Data records

-----

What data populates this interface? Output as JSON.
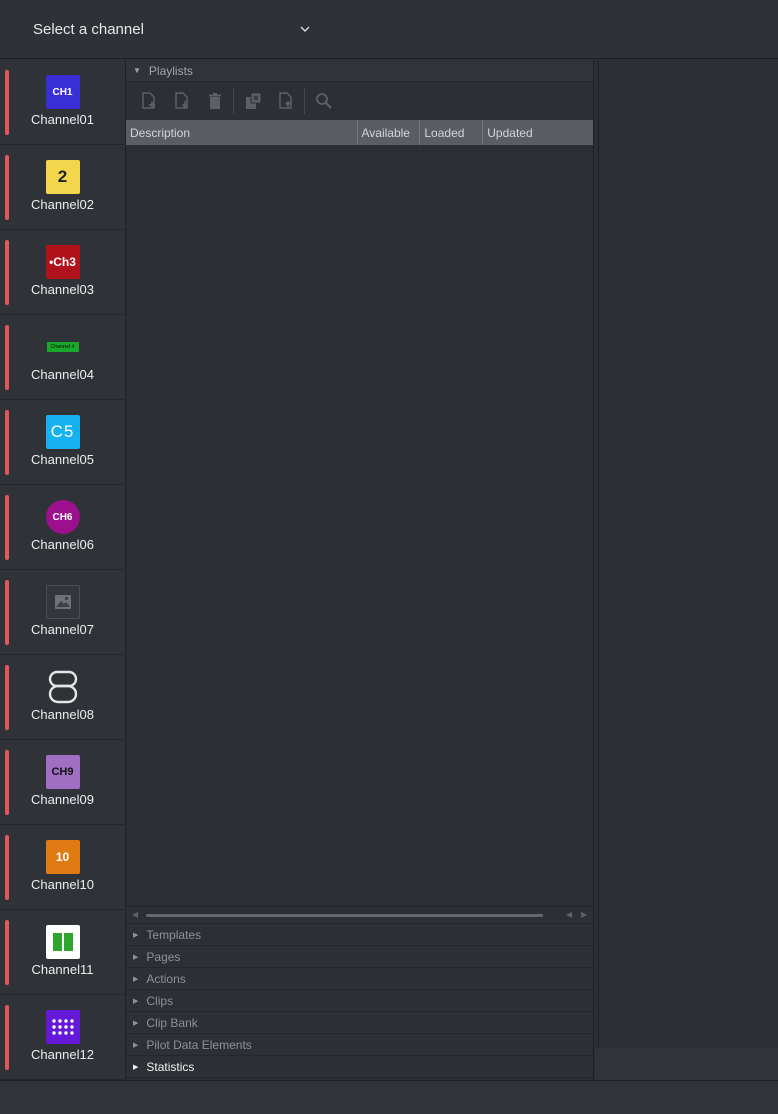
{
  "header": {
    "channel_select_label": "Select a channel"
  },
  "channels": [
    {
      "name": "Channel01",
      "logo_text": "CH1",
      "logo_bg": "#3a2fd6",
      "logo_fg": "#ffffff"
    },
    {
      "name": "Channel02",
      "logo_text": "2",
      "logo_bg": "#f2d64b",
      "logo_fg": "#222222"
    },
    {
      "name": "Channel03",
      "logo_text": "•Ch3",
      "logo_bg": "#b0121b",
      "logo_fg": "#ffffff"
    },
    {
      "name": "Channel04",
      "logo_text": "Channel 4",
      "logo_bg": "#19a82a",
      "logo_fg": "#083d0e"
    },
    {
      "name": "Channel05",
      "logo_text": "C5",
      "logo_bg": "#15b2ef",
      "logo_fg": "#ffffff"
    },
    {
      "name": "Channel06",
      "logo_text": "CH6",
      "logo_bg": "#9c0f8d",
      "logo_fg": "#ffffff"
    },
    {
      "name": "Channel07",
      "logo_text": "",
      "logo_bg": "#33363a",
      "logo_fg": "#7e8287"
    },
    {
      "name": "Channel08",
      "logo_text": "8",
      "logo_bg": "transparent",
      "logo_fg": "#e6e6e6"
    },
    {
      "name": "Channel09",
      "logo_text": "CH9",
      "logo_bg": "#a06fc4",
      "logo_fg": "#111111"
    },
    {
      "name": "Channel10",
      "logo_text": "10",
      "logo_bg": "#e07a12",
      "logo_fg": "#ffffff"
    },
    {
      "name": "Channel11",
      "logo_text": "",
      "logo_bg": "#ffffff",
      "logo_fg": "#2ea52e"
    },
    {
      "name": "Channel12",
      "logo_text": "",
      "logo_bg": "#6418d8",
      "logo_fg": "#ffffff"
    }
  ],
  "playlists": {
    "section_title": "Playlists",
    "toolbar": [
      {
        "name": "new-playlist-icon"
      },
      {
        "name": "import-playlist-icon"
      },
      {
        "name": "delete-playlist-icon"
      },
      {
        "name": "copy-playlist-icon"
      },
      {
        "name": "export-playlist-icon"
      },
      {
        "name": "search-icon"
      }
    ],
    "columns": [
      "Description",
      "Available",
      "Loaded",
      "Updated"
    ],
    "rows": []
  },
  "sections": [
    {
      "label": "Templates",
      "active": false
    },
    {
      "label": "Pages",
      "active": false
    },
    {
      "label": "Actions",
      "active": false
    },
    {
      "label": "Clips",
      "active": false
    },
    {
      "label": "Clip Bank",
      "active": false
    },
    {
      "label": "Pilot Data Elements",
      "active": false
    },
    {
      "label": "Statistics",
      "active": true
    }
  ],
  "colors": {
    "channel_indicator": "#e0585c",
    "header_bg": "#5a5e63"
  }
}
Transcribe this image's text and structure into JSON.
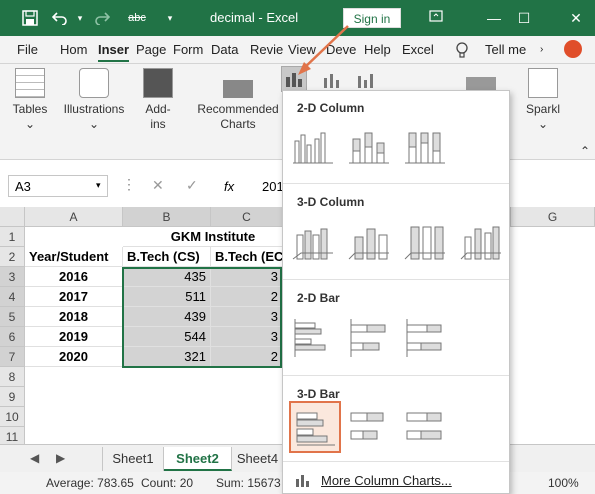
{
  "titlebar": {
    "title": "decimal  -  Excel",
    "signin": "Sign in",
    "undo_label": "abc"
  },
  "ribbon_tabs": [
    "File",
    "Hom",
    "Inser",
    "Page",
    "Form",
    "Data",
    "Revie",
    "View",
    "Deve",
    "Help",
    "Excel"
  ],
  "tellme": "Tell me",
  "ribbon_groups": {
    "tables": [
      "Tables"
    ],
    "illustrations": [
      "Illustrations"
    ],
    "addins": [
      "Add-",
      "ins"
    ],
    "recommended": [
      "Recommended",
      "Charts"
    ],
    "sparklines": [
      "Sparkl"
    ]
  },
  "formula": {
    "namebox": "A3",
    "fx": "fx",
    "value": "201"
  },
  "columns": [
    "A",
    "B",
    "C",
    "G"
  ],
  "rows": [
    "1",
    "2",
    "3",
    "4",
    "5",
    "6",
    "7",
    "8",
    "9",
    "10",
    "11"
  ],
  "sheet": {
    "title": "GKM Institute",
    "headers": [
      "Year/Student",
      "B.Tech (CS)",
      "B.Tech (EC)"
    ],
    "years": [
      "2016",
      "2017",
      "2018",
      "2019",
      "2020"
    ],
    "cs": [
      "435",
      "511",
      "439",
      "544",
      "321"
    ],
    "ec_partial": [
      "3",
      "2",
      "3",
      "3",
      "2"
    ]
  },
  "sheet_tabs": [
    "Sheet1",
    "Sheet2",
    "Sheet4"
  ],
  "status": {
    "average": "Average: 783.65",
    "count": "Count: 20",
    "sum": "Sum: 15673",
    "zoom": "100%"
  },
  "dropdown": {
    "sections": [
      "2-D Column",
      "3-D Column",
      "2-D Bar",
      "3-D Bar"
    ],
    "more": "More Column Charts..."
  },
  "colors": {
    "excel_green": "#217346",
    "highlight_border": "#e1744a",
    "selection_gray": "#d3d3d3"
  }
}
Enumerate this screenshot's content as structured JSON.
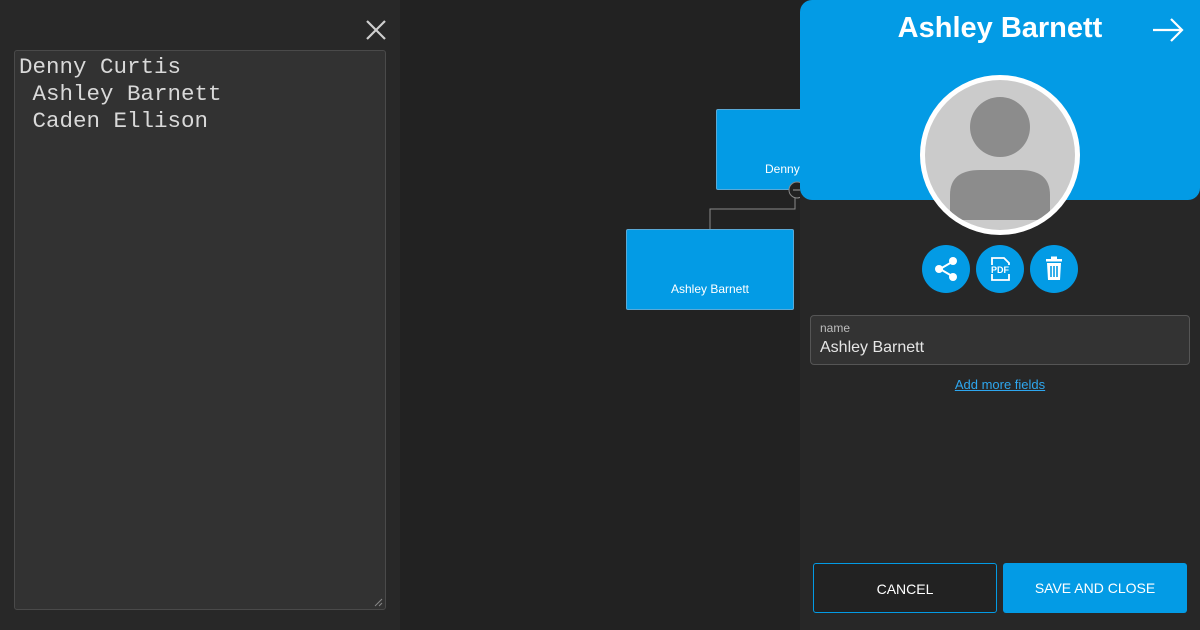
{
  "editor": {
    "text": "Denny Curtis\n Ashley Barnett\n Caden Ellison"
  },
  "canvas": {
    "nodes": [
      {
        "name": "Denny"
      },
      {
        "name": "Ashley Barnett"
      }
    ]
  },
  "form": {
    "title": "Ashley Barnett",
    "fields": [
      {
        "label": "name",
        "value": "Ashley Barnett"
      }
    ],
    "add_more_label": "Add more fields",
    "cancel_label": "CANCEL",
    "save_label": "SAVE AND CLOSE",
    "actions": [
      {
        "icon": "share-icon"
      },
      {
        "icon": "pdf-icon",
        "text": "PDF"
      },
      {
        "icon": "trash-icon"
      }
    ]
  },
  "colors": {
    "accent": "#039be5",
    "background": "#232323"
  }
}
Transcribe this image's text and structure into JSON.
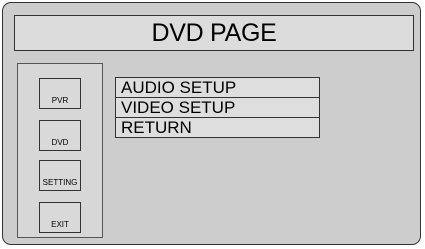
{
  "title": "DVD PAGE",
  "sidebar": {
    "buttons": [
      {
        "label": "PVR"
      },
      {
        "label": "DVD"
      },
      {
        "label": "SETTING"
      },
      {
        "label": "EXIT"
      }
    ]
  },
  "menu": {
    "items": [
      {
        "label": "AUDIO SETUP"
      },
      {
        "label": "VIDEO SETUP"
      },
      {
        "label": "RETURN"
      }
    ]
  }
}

-----

* Exercise instructions: Exactly how many lines contain "SETUP"? State the number and nothing else.

* Result of the task: 2